Stored data entries:

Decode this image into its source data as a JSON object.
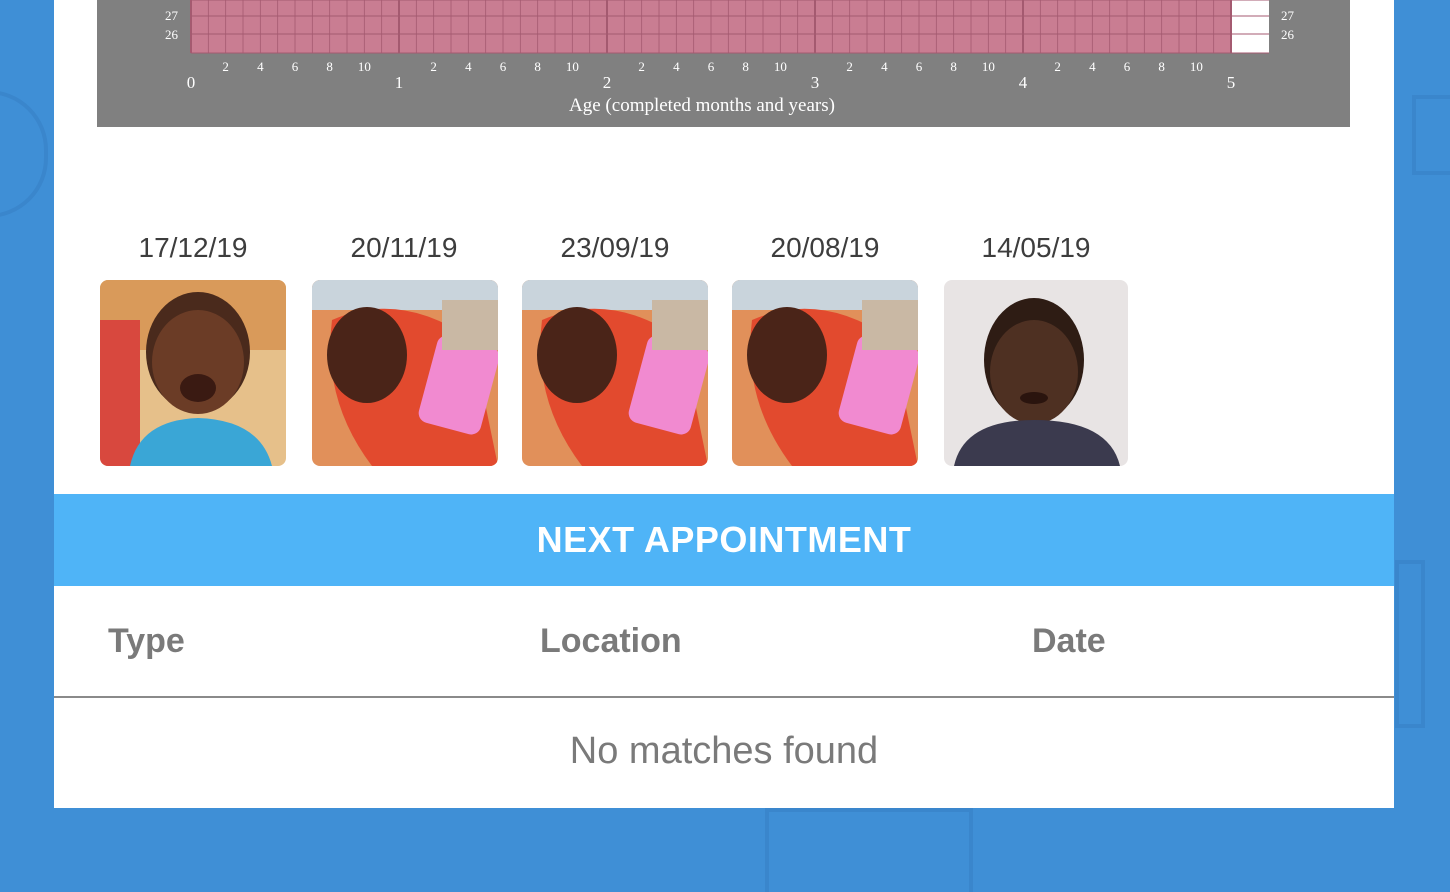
{
  "growth_chart": {
    "y_ticks_left": [
      "27",
      "26"
    ],
    "y_ticks_right": [
      "27",
      "26"
    ],
    "month_ticks": [
      "2",
      "4",
      "6",
      "8",
      "10"
    ],
    "year_ticks": [
      "0",
      "1",
      "2",
      "3",
      "4",
      "5"
    ],
    "x_axis_label": "Age (completed months and years)",
    "colors": {
      "panel": "#808080",
      "fill": "#c97d92",
      "grid": "#a45a70",
      "label": "#ffffff"
    }
  },
  "photos": [
    {
      "date": "17/12/19",
      "icon": "child-photo-smiling"
    },
    {
      "date": "20/11/19",
      "icon": "child-photo-with-cup"
    },
    {
      "date": "23/09/19",
      "icon": "child-photo-with-cup"
    },
    {
      "date": "20/08/19",
      "icon": "child-photo-with-cup"
    },
    {
      "date": "14/05/19",
      "icon": "child-photo-portrait"
    }
  ],
  "appointment": {
    "title": "NEXT APPOINTMENT",
    "columns": [
      "Type",
      "Location",
      "Date"
    ],
    "empty_message": "No matches found"
  },
  "colors": {
    "background": "#3f8fd6",
    "header": "#4fb4f7",
    "text": "#7a7a7a"
  }
}
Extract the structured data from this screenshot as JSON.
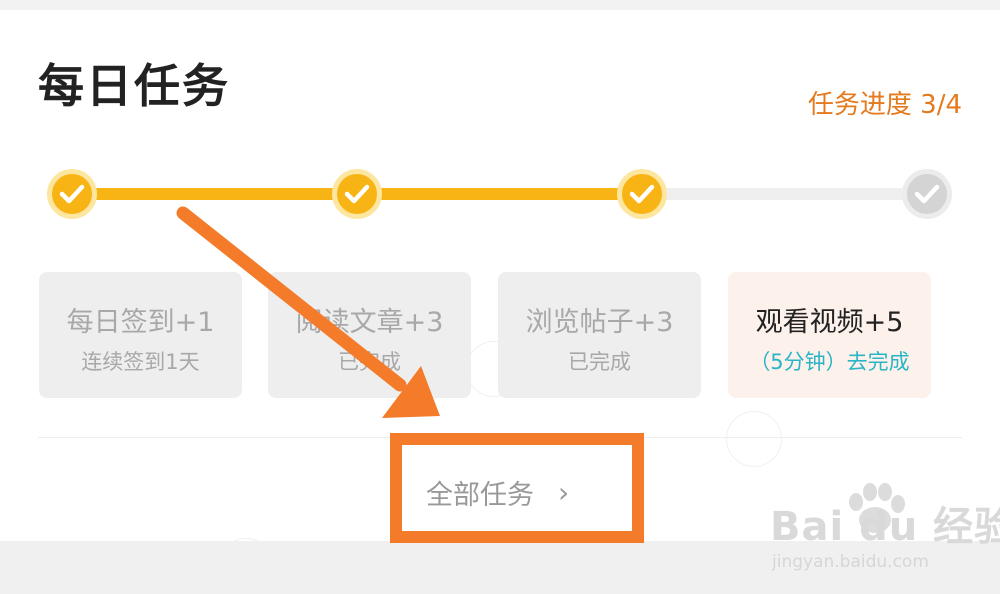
{
  "header": {
    "title": "每日任务",
    "progress_text": "任务进度 3/4"
  },
  "progress": {
    "completed": 3,
    "total": 4
  },
  "tasks": [
    {
      "name": "每日签到+1",
      "sub": "连续签到1天",
      "status": "done"
    },
    {
      "name": "阅读文章+3",
      "sub": "已完成",
      "status": "done"
    },
    {
      "name": "浏览帖子+3",
      "sub": "已完成",
      "status": "done"
    },
    {
      "name": "观看视频+5",
      "sub": "（5分钟）去完成",
      "status": "todo"
    }
  ],
  "footer": {
    "all_tasks_label": "全部任务",
    "chevron": "›"
  },
  "watermark": {
    "brand": "Bai du 经验",
    "url": "jingyan.baidu.com"
  },
  "colors": {
    "accent": "#f7b414",
    "progress_text": "#e47a1e",
    "annotation": "#f47b2a",
    "action_link": "#2ab5c5"
  },
  "icons": {
    "check": "check-icon",
    "chevron": "chevron-right-icon",
    "paw": "paw-icon"
  }
}
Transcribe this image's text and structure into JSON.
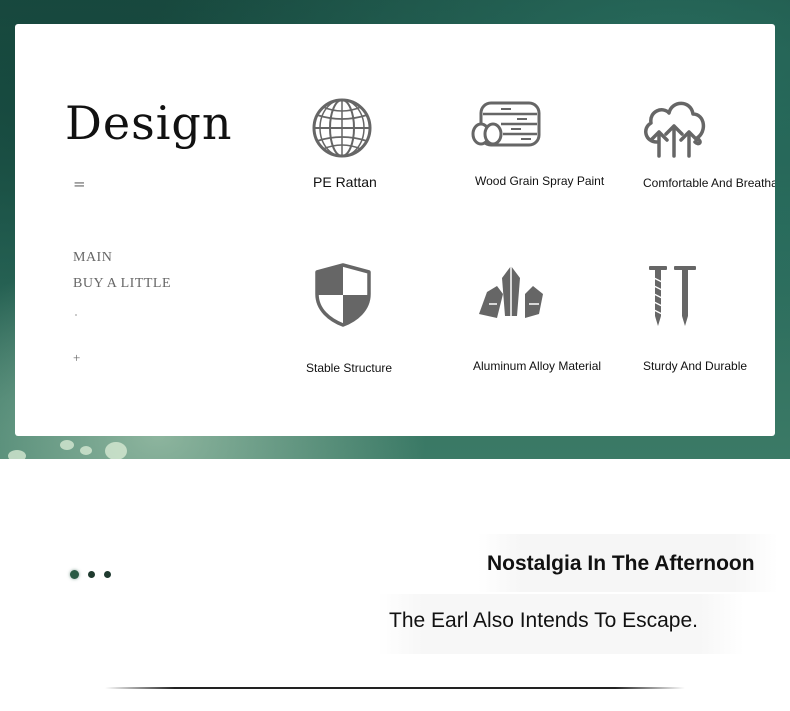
{
  "design": {
    "title": "Design",
    "menu_icon": "=",
    "menu_items": [
      "MAIN",
      "BUY A LITTLE"
    ],
    "plus_icon": "+"
  },
  "features": [
    {
      "icon": "rattan-sphere-icon",
      "label": "PE Rattan"
    },
    {
      "icon": "wood-logs-icon",
      "label": "Wood Grain Spray Paint"
    },
    {
      "icon": "cloud-upload-icon",
      "label": "Comfortable And Breathable"
    },
    {
      "icon": "shield-icon",
      "label": "Stable Structure"
    },
    {
      "icon": "crystals-icon",
      "label": "Aluminum Alloy Material"
    },
    {
      "icon": "nails-icon",
      "label": "Sturdy And Durable"
    }
  ],
  "slider": {
    "dot_count": 3,
    "active_index": 0
  },
  "promo": {
    "headline": "Nostalgia In The Afternoon",
    "subline": "The Earl Also Intends To Escape."
  },
  "colors": {
    "banner_green": "#2a6a5b",
    "icon_gray": "#666666",
    "dot_active": "#2a5a44"
  }
}
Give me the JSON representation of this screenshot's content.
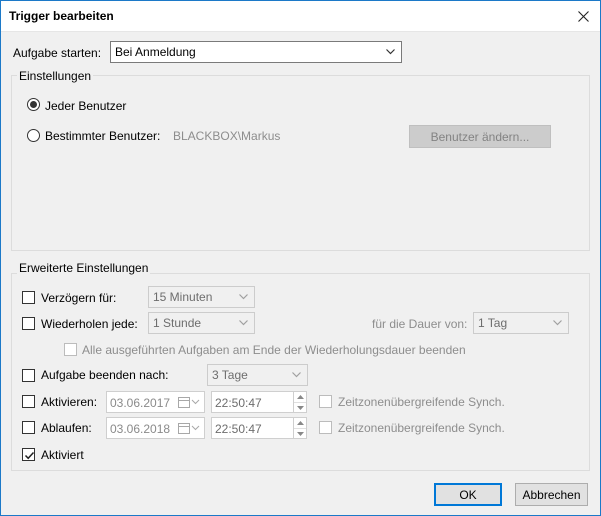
{
  "window": {
    "title": "Trigger bearbeiten"
  },
  "start": {
    "label": "Aufgabe starten:",
    "value": "Bei Anmeldung"
  },
  "settings": {
    "title": "Einstellungen",
    "any_user": "Jeder Benutzer",
    "specific_user": "Bestimmter Benutzer:",
    "user_name": "BLACKBOX\\Markus",
    "change_user_button": "Benutzer ändern..."
  },
  "advanced": {
    "title": "Erweiterte Einstellungen",
    "delay_label": "Verzögern für:",
    "delay_value": "15 Minuten",
    "repeat_label": "Wiederholen jede:",
    "repeat_value": "1 Stunde",
    "duration_label": "für die Dauer von:",
    "duration_value": "1 Tag",
    "stop_all_label": "Alle ausgeführten Aufgaben am Ende der Wiederholungsdauer beenden",
    "stop_after_label": "Aufgabe beenden nach:",
    "stop_after_value": "3 Tage",
    "activate_label": "Aktivieren:",
    "activate_date": "03.06.2017",
    "activate_time": "22:50:47",
    "activate_sync": "Zeitzonenübergreifende Synch.",
    "expire_label": "Ablaufen:",
    "expire_date": "03.06.2018",
    "expire_time": "22:50:47",
    "expire_sync": "Zeitzonenübergreifende Synch.",
    "enabled_label": "Aktiviert"
  },
  "buttons": {
    "ok": "OK",
    "cancel": "Abbrechen"
  },
  "colors": {
    "accent": "#0078d7",
    "border": "#1c79c8",
    "face": "#f0f0f0"
  }
}
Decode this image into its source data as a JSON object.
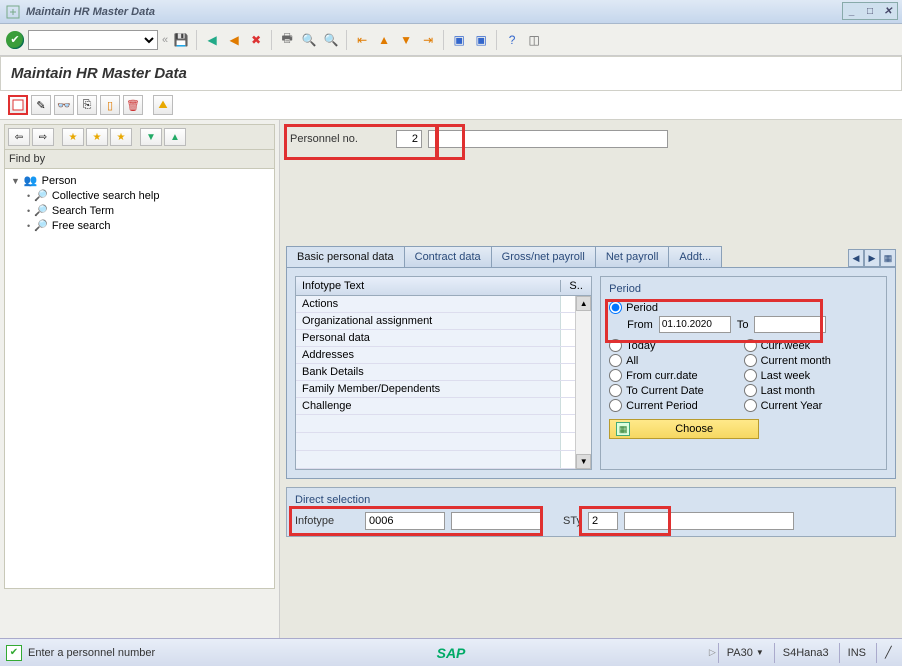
{
  "window_title": "Maintain HR Master Data",
  "page_title": "Maintain HR Master Data",
  "find_by_label": "Find by",
  "tree": {
    "root": "Person",
    "children": [
      "Collective search help",
      "Search Term",
      "Free search"
    ]
  },
  "personnel": {
    "label": "Personnel no.",
    "value": "2"
  },
  "tabs": [
    "Basic personal data",
    "Contract data",
    "Gross/net payroll",
    "Net payroll",
    "Addt..."
  ],
  "active_tab": 0,
  "infotype_table": {
    "header_text": "Infotype Text",
    "header_s": "S..",
    "rows": [
      "Actions",
      "Organizational assignment",
      "Personal data",
      "Addresses",
      "Bank Details",
      "Family Member/Dependents",
      "Challenge"
    ]
  },
  "period": {
    "title": "Period",
    "radios_left": [
      "Period",
      "Today",
      "All",
      "From curr.date",
      "To Current Date",
      "Current Period"
    ],
    "radios_right": [
      "Curr.week",
      "Current month",
      "Last week",
      "Last month",
      "Current Year"
    ],
    "selected": "Period",
    "from_label": "From",
    "from_value": "01.10.2020",
    "to_label": "To",
    "to_value": "",
    "choose_label": "Choose"
  },
  "direct_selection": {
    "title": "Direct selection",
    "infotype_label": "Infotype",
    "infotype_value": "0006",
    "sty_label": "STy",
    "sty_value": "2"
  },
  "status": {
    "message": "Enter a personnel number",
    "tcode": "PA30",
    "system": "S4Hana3",
    "mode": "INS"
  }
}
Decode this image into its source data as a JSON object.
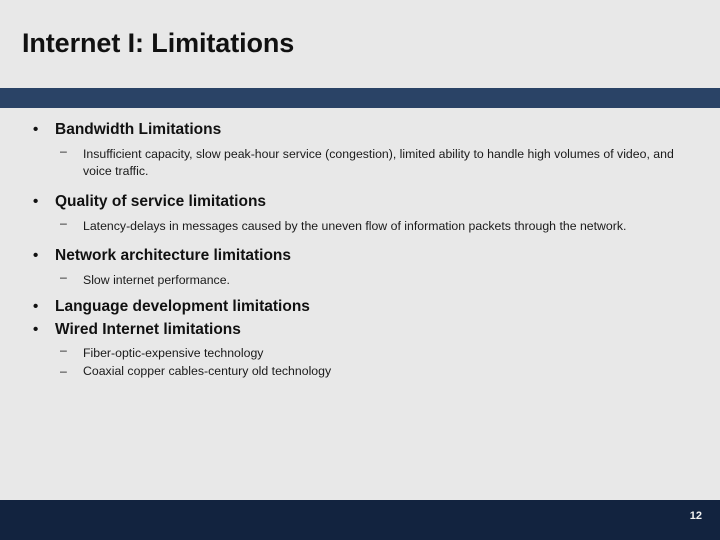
{
  "slide": {
    "title": "Internet I: Limitations",
    "bullet_marker": "•",
    "sub_marker": "–",
    "slide_number": "12",
    "colors": {
      "background": "#e8e8e8",
      "header_bar": "#2a4366",
      "footer_bar": "#12233f",
      "text": "#111111"
    },
    "groups": [
      {
        "heading": "Bandwidth Limitations",
        "items": [
          "Insufficient capacity, slow peak-hour service (congestion), limited ability to handle high volumes of video, and voice traffic."
        ]
      },
      {
        "heading": "Quality of service limitations",
        "items": [
          "Latency-delays in messages caused by the uneven flow of information packets through the network."
        ]
      },
      {
        "heading": "Network architecture limitations",
        "items": [
          "Slow internet performance."
        ]
      },
      {
        "heading": "Language development limitations",
        "items": []
      },
      {
        "heading": "Wired Internet limitations",
        "items": [
          "Fiber-optic-expensive technology",
          "Coaxial copper cables-century old technology"
        ]
      }
    ]
  }
}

__Exercise__: Write out each entry exactly as given, omitting any picture.

__Answer in full__:
Decode this image into its source data as a JSON object.
{
  "growth_chart": {
    "y_ticks_left": [
      "27",
      "26"
    ],
    "y_ticks_right": [
      "27",
      "26"
    ],
    "month_ticks": [
      "2",
      "4",
      "6",
      "8",
      "10"
    ],
    "year_ticks": [
      "0",
      "1",
      "2",
      "3",
      "4",
      "5"
    ],
    "x_axis_label": "Age (completed months and years)",
    "colors": {
      "panel": "#808080",
      "fill": "#c97d92",
      "grid": "#a45a70",
      "label": "#ffffff"
    }
  },
  "photos": [
    {
      "date": "17/12/19",
      "icon": "child-photo-smiling"
    },
    {
      "date": "20/11/19",
      "icon": "child-photo-with-cup"
    },
    {
      "date": "23/09/19",
      "icon": "child-photo-with-cup"
    },
    {
      "date": "20/08/19",
      "icon": "child-photo-with-cup"
    },
    {
      "date": "14/05/19",
      "icon": "child-photo-portrait"
    }
  ],
  "appointment": {
    "title": "NEXT APPOINTMENT",
    "columns": [
      "Type",
      "Location",
      "Date"
    ],
    "empty_message": "No matches found"
  },
  "colors": {
    "background": "#3f8fd6",
    "header": "#4fb4f7",
    "text": "#7a7a7a"
  }
}
Extract the structured data from this screenshot as JSON.
{
  "header": {
    "title": "每日任务",
    "progress_text": "任务进度 3/4"
  },
  "progress": {
    "completed": 3,
    "total": 4
  },
  "tasks": [
    {
      "name": "每日签到+1",
      "sub": "连续签到1天",
      "status": "done"
    },
    {
      "name": "阅读文章+3",
      "sub": "已完成",
      "status": "done"
    },
    {
      "name": "浏览帖子+3",
      "sub": "已完成",
      "status": "done"
    },
    {
      "name": "观看视频+5",
      "sub": "（5分钟）去完成",
      "status": "todo"
    }
  ],
  "footer": {
    "all_tasks_label": "全部任务",
    "chevron": "›"
  },
  "watermark": {
    "brand": "Bai du 经验",
    "url": "jingyan.baidu.com"
  },
  "colors": {
    "accent": "#f7b414",
    "progress_text": "#e47a1e",
    "annotation": "#f47b2a",
    "action_link": "#2ab5c5"
  },
  "icons": {
    "check": "check-icon",
    "chevron": "chevron-right-icon",
    "paw": "paw-icon"
  }
}
Transcribe this image's text and structure into JSON.
{
  "design": {
    "title": "Design",
    "menu_icon": "=",
    "menu_items": [
      "MAIN",
      "BUY A LITTLE"
    ],
    "plus_icon": "+"
  },
  "features": [
    {
      "icon": "rattan-sphere-icon",
      "label": "PE Rattan"
    },
    {
      "icon": "wood-logs-icon",
      "label": "Wood Grain Spray Paint"
    },
    {
      "icon": "cloud-upload-icon",
      "label": "Comfortable And Breathable"
    },
    {
      "icon": "shield-icon",
      "label": "Stable Structure"
    },
    {
      "icon": "crystals-icon",
      "label": "Aluminum Alloy Material"
    },
    {
      "icon": "nails-icon",
      "label": "Sturdy And Durable"
    }
  ],
  "slider": {
    "dot_count": 3,
    "active_index": 0
  },
  "promo": {
    "headline": "Nostalgia In The Afternoon",
    "subline": "The Earl Also Intends To Escape."
  },
  "colors": {
    "banner_green": "#2a6a5b",
    "icon_gray": "#666666",
    "dot_active": "#2a5a44"
  }
}
Give me the JSON representation of this screenshot's content.
{
  "window": {
    "title": "Trigger bearbeiten"
  },
  "start": {
    "label": "Aufgabe starten:",
    "value": "Bei Anmeldung"
  },
  "settings": {
    "title": "Einstellungen",
    "any_user": "Jeder Benutzer",
    "specific_user": "Bestimmter Benutzer:",
    "user_name": "BLACKBOX\\Markus",
    "change_user_button": "Benutzer ändern..."
  },
  "advanced": {
    "title": "Erweiterte Einstellungen",
    "delay_label": "Verzögern für:",
    "delay_value": "15 Minuten",
    "repeat_label": "Wiederholen jede:",
    "repeat_value": "1 Stunde",
    "duration_label": "für die Dauer von:",
    "duration_value": "1 Tag",
    "stop_all_label": "Alle ausgeführten Aufgaben am Ende der Wiederholungsdauer beenden",
    "stop_after_label": "Aufgabe beenden nach:",
    "stop_after_value": "3 Tage",
    "activate_label": "Aktivieren:",
    "activate_date": "03.06.2017",
    "activate_time": "22:50:47",
    "activate_sync": "Zeitzonenübergreifende Synch.",
    "expire_label": "Ablaufen:",
    "expire_date": "03.06.2018",
    "expire_time": "22:50:47",
    "expire_sync": "Zeitzonenübergreifende Synch.",
    "enabled_label": "Aktiviert"
  },
  "buttons": {
    "ok": "OK",
    "cancel": "Abbrechen"
  },
  "colors": {
    "accent": "#0078d7",
    "border": "#1c79c8",
    "face": "#f0f0f0"
  }
}
Decode this image into its source data as a JSON object.
{
  "window_title": "Maintain HR Master Data",
  "page_title": "Maintain HR Master Data",
  "find_by_label": "Find by",
  "tree": {
    "root": "Person",
    "children": [
      "Collective search help",
      "Search Term",
      "Free search"
    ]
  },
  "personnel": {
    "label": "Personnel no.",
    "value": "2"
  },
  "tabs": [
    "Basic personal data",
    "Contract data",
    "Gross/net payroll",
    "Net payroll",
    "Addt..."
  ],
  "active_tab": 0,
  "infotype_table": {
    "header_text": "Infotype Text",
    "header_s": "S..",
    "rows": [
      "Actions",
      "Organizational assignment",
      "Personal data",
      "Addresses",
      "Bank Details",
      "Family Member/Dependents",
      "Challenge"
    ]
  },
  "period": {
    "title": "Period",
    "radios_left": [
      "Period",
      "Today",
      "All",
      "From curr.date",
      "To Current Date",
      "Current Period"
    ],
    "radios_right": [
      "Curr.week",
      "Current month",
      "Last week",
      "Last month",
      "Current Year"
    ],
    "selected": "Period",
    "from_label": "From",
    "from_value": "01.10.2020",
    "to_label": "To",
    "to_value": "",
    "choose_label": "Choose"
  },
  "direct_selection": {
    "title": "Direct selection",
    "infotype_label": "Infotype",
    "infotype_value": "0006",
    "sty_label": "STy",
    "sty_value": "2"
  },
  "status": {
    "message": "Enter a personnel number",
    "tcode": "PA30",
    "system": "S4Hana3",
    "mode": "INS"
  }
}
Decode this image into its source data as a JSON object.
{
  "slide": {
    "title": "Internet I: Limitations",
    "bullet_marker": "•",
    "sub_marker": "–",
    "slide_number": "12",
    "colors": {
      "background": "#e8e8e8",
      "header_bar": "#2a4366",
      "footer_bar": "#12233f",
      "text": "#111111"
    },
    "groups": [
      {
        "heading": "Bandwidth Limitations",
        "items": [
          "Insufficient capacity, slow peak-hour service (congestion), limited ability to handle high volumes of video, and voice traffic."
        ]
      },
      {
        "heading": "Quality of service limitations",
        "items": [
          "Latency-delays in messages caused by the uneven flow of information packets through the network."
        ]
      },
      {
        "heading": "Network architecture limitations",
        "items": [
          "Slow internet performance."
        ]
      },
      {
        "heading": "Language development limitations",
        "items": []
      },
      {
        "heading": "Wired Internet limitations",
        "items": [
          "Fiber-optic-expensive technology",
          "Coaxial copper cables-century old technology"
        ]
      }
    ]
  }
}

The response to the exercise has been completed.